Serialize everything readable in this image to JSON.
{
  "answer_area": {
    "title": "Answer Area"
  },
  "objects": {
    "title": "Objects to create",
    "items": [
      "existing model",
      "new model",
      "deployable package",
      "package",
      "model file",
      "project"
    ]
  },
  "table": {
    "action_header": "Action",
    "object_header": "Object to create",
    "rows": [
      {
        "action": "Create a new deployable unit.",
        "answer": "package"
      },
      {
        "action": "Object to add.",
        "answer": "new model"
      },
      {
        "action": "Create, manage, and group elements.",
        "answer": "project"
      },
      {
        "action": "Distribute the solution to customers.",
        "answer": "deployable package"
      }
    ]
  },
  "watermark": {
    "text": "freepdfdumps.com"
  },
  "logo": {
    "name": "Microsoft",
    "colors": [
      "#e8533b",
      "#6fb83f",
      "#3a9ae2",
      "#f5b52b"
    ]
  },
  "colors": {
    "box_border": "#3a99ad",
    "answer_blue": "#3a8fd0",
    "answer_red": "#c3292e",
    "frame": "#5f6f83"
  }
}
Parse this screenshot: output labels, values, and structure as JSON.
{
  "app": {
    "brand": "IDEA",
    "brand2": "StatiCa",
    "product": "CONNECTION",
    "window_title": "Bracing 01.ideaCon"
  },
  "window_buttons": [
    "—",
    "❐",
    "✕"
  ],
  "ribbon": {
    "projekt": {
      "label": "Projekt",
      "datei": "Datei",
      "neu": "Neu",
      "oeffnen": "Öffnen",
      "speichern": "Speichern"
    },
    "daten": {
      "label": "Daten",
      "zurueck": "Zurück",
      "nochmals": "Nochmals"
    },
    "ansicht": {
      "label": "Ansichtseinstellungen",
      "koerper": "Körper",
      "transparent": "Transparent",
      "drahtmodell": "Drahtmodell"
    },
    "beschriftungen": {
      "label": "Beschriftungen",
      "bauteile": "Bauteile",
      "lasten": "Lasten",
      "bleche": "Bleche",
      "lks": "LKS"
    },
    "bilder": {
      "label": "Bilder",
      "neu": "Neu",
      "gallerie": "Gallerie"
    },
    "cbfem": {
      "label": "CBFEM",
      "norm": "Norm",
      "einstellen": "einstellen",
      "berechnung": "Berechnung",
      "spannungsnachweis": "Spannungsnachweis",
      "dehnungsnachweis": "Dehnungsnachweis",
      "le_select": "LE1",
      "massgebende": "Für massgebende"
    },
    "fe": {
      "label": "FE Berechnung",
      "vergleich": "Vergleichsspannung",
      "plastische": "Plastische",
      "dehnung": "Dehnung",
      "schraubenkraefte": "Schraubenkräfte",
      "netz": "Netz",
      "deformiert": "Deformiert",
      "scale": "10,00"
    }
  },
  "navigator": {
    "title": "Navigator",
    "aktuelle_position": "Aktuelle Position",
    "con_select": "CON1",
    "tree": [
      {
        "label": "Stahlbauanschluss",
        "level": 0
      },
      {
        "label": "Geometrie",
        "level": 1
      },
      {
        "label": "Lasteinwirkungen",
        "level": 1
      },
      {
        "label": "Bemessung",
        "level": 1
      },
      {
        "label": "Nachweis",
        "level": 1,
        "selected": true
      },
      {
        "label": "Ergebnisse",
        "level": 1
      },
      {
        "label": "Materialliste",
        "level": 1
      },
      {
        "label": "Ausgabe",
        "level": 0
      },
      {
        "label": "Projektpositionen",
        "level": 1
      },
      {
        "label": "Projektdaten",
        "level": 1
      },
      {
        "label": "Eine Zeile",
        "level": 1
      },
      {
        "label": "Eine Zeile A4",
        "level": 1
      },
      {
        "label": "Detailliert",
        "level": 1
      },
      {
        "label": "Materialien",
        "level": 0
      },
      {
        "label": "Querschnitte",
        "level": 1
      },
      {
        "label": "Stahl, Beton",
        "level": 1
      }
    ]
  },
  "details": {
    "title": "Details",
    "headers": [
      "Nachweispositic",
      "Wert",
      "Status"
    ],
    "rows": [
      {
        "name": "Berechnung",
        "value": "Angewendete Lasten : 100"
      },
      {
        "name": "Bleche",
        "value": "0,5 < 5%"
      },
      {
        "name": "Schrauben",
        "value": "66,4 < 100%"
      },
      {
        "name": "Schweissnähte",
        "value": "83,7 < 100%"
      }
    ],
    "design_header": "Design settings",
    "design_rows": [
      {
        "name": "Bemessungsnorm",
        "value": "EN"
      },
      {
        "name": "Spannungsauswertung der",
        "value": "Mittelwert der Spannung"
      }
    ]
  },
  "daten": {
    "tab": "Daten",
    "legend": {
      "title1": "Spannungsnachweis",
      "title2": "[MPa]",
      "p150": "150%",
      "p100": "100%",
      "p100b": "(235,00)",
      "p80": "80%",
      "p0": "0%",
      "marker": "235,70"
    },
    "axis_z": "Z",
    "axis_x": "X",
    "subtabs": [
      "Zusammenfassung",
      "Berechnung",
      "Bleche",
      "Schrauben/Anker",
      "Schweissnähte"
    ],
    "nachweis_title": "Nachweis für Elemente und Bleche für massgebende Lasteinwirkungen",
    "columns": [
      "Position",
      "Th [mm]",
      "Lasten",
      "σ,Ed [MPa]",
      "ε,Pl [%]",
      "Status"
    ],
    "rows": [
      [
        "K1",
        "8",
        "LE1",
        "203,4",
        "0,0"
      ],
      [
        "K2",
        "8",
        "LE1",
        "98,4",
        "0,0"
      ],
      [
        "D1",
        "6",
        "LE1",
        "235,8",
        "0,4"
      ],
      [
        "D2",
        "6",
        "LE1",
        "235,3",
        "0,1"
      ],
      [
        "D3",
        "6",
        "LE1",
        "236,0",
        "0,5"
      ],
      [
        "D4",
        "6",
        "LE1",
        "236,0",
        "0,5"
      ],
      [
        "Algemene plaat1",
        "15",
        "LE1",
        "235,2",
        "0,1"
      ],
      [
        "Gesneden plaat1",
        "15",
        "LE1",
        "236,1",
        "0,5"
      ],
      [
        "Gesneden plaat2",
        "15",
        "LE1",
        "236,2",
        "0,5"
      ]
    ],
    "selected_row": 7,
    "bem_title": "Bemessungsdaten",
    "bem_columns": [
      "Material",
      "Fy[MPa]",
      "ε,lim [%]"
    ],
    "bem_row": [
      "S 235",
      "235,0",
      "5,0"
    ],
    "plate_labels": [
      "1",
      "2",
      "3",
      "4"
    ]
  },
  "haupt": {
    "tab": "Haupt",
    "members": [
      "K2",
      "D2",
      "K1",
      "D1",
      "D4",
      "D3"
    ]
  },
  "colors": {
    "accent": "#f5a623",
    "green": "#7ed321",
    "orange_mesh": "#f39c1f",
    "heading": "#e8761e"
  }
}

# Aim
Repeat the data in its entirety, character for character.

# Exercise answer
Serialize everything readable in this image to JSON.
{
  "answer_area": {
    "title": "Answer Area"
  },
  "objects": {
    "title": "Objects to create",
    "items": [
      "existing model",
      "new model",
      "deployable package",
      "package",
      "model file",
      "project"
    ]
  },
  "table": {
    "action_header": "Action",
    "object_header": "Object to create",
    "rows": [
      {
        "action": "Create a new deployable unit.",
        "answer": "package"
      },
      {
        "action": "Object to add.",
        "answer": "new model"
      },
      {
        "action": "Create, manage, and group elements.",
        "answer": "project"
      },
      {
        "action": "Distribute the solution to customers.",
        "answer": "deployable package"
      }
    ]
  },
  "watermark": {
    "text": "freepdfdumps.com"
  },
  "logo": {
    "name": "Microsoft",
    "colors": [
      "#e8533b",
      "#6fb83f",
      "#3a9ae2",
      "#f5b52b"
    ]
  },
  "colors": {
    "box_border": "#3a99ad",
    "answer_blue": "#3a8fd0",
    "answer_red": "#c3292e",
    "frame": "#5f6f83"
  }
}
Parse this screenshot: output labels, values, and structure as JSON.
{
  "app": {
    "brand": "IDEA",
    "brand2": "StatiCa",
    "product": "CONNECTION",
    "window_title": "Bracing 01.ideaCon"
  },
  "window_buttons": [
    "—",
    "❐",
    "✕"
  ],
  "ribbon": {
    "projekt": {
      "label": "Projekt",
      "datei": "Datei",
      "neu": "Neu",
      "oeffnen": "Öffnen",
      "speichern": "Speichern"
    },
    "daten": {
      "label": "Daten",
      "zurueck": "Zurück",
      "nochmals": "Nochmals"
    },
    "ansicht": {
      "label": "Ansichtseinstellungen",
      "koerper": "Körper",
      "transparent": "Transparent",
      "drahtmodell": "Drahtmodell"
    },
    "beschriftungen": {
      "label": "Beschriftungen",
      "bauteile": "Bauteile",
      "lasten": "Lasten",
      "bleche": "Bleche",
      "lks": "LKS"
    },
    "bilder": {
      "label": "Bilder",
      "neu": "Neu",
      "gallerie": "Gallerie"
    },
    "cbfem": {
      "label": "CBFEM",
      "norm": "Norm",
      "einstellen": "einstellen",
      "berechnung": "Berechnung",
      "spannungsnachweis": "Spannungsnachweis",
      "dehnungsnachweis": "Dehnungsnachweis",
      "le_select": "LE1",
      "massgebende": "Für massgebende"
    },
    "fe": {
      "label": "FE Berechnung",
      "vergleich": "Vergleichsspannung",
      "plastische": "Plastische",
      "dehnung": "Dehnung",
      "schraubenkraefte": "Schraubenkräfte",
      "netz": "Netz",
      "deformiert": "Deformiert",
      "scale": "10,00"
    }
  },
  "navigator": {
    "title": "Navigator",
    "aktuelle_position": "Aktuelle Position",
    "con_select": "CON1",
    "tree": [
      {
        "label": "Stahlbauanschluss",
        "level": 0
      },
      {
        "label": "Geometrie",
        "level": 1
      },
      {
        "label": "Lasteinwirkungen",
        "level": 1
      },
      {
        "label": "Bemessung",
        "level": 1
      },
      {
        "label": "Nachweis",
        "level": 1,
        "selected": true
      },
      {
        "label": "Ergebnisse",
        "level": 1
      },
      {
        "label": "Materialliste",
        "level": 1
      },
      {
        "label": "Ausgabe",
        "level": 0
      },
      {
        "label": "Projektpositionen",
        "level": 1
      },
      {
        "label": "Projektdaten",
        "level": 1
      },
      {
        "label": "Eine Zeile",
        "level": 1
      },
      {
        "label": "Eine Zeile A4",
        "level": 1
      },
      {
        "label": "Detailliert",
        "level": 1
      },
      {
        "label": "Materialien",
        "level": 0
      },
      {
        "label": "Querschnitte",
        "level": 1
      },
      {
        "label": "Stahl, Beton",
        "level": 1
      }
    ]
  },
  "details": {
    "title": "Details",
    "headers": [
      "Nachweispositic",
      "Wert",
      "Status"
    ],
    "rows": [
      {
        "name": "Berechnung",
        "value": "Angewendete Lasten : 100"
      },
      {
        "name": "Bleche",
        "value": "0,5 < 5%"
      },
      {
        "name": "Schrauben",
        "value": "66,4 < 100%"
      },
      {
        "name": "Schweissnähte",
        "value": "83,7 < 100%"
      }
    ],
    "design_header": "Design settings",
    "design_rows": [
      {
        "name": "Bemessungsnorm",
        "value": "EN"
      },
      {
        "name": "Spannungsauswertung der",
        "value": "Mittelwert der Spannung"
      }
    ]
  },
  "daten": {
    "tab": "Daten",
    "legend": {
      "title1": "Spannungsnachweis",
      "title2": "[MPa]",
      "p150": "150%",
      "p100": "100%",
      "p100b": "(235,00)",
      "p80": "80%",
      "p0": "0%",
      "marker": "235,70"
    },
    "axis_z": "Z",
    "axis_x": "X",
    "subtabs": [
      "Zusammenfassung",
      "Berechnung",
      "Bleche",
      "Schrauben/Anker",
      "Schweissnähte"
    ],
    "nachweis_title": "Nachweis für Elemente und Bleche für massgebende Lasteinwirkungen",
    "columns": [
      "Position",
      "Th [mm]",
      "Lasten",
      "σ,Ed [MPa]",
      "ε,Pl [%]",
      "Status"
    ],
    "rows": [
      [
        "K1",
        "8",
        "LE1",
        "203,4",
        "0,0"
      ],
      [
        "K2",
        "8",
        "LE1",
        "98,4",
        "0,0"
      ],
      [
        "D1",
        "6",
        "LE1",
        "235,8",
        "0,4"
      ],
      [
        "D2",
        "6",
        "LE1",
        "235,3",
        "0,1"
      ],
      [
        "D3",
        "6",
        "LE1",
        "236,0",
        "0,5"
      ],
      [
        "D4",
        "6",
        "LE1",
        "236,0",
        "0,5"
      ],
      [
        "Algemene plaat1",
        "15",
        "LE1",
        "235,2",
        "0,1"
      ],
      [
        "Gesneden plaat1",
        "15",
        "LE1",
        "236,1",
        "0,5"
      ],
      [
        "Gesneden plaat2",
        "15",
        "LE1",
        "236,2",
        "0,5"
      ]
    ],
    "selected_row": 7,
    "bem_title": "Bemessungsdaten",
    "bem_columns": [
      "Material",
      "Fy[MPa]",
      "ε,lim [%]"
    ],
    "bem_row": [
      "S 235",
      "235,0",
      "5,0"
    ],
    "plate_labels": [
      "1",
      "2",
      "3",
      "4"
    ]
  },
  "haupt": {
    "tab": "Haupt",
    "members": [
      "K2",
      "D2",
      "K1",
      "D1",
      "D4",
      "D3"
    ]
  },
  "colors": {
    "accent": "#f5a623",
    "green": "#7ed321",
    "orange_mesh": "#f39c1f",
    "heading": "#e8761e"
  }
}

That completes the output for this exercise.